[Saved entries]
-- start --
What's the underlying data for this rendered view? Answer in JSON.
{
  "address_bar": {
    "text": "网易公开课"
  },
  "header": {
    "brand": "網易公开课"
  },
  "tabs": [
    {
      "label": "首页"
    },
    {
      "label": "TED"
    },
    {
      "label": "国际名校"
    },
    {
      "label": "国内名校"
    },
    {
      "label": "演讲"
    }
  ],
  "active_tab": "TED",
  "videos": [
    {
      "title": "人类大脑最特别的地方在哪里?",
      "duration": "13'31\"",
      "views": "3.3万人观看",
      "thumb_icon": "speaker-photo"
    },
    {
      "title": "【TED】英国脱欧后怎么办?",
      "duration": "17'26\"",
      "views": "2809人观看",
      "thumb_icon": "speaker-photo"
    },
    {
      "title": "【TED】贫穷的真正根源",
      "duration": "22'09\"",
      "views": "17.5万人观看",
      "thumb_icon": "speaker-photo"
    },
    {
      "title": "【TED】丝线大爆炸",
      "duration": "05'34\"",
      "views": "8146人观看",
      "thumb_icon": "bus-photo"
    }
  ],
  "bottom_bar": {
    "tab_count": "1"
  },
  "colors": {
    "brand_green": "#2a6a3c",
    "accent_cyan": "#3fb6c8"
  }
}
-- end --
**Written instruction**
Print all of the entries exactly as they are written.

**Reply to the exercise**
What's the underlying data for this rendered view? Answer in JSON.
{
  "address_bar": {
    "text": "网易公开课"
  },
  "header": {
    "brand": "網易公开课"
  },
  "tabs": [
    {
      "label": "首页"
    },
    {
      "label": "TED"
    },
    {
      "label": "国际名校"
    },
    {
      "label": "国内名校"
    },
    {
      "label": "演讲"
    }
  ],
  "active_tab": "TED",
  "videos": [
    {
      "title": "人类大脑最特别的地方在哪里?",
      "duration": "13'31\"",
      "views": "3.3万人观看",
      "thumb_icon": "speaker-photo"
    },
    {
      "title": "【TED】英国脱欧后怎么办?",
      "duration": "17'26\"",
      "views": "2809人观看",
      "thumb_icon": "speaker-photo"
    },
    {
      "title": "【TED】贫穷的真正根源",
      "duration": "22'09\"",
      "views": "17.5万人观看",
      "thumb_icon": "speaker-photo"
    },
    {
      "title": "【TED】丝线大爆炸",
      "duration": "05'34\"",
      "views": "8146人观看",
      "thumb_icon": "bus-photo"
    }
  ],
  "bottom_bar": {
    "tab_count": "1"
  },
  "colors": {
    "brand_green": "#2a6a3c",
    "accent_cyan": "#3fb6c8"
  }
}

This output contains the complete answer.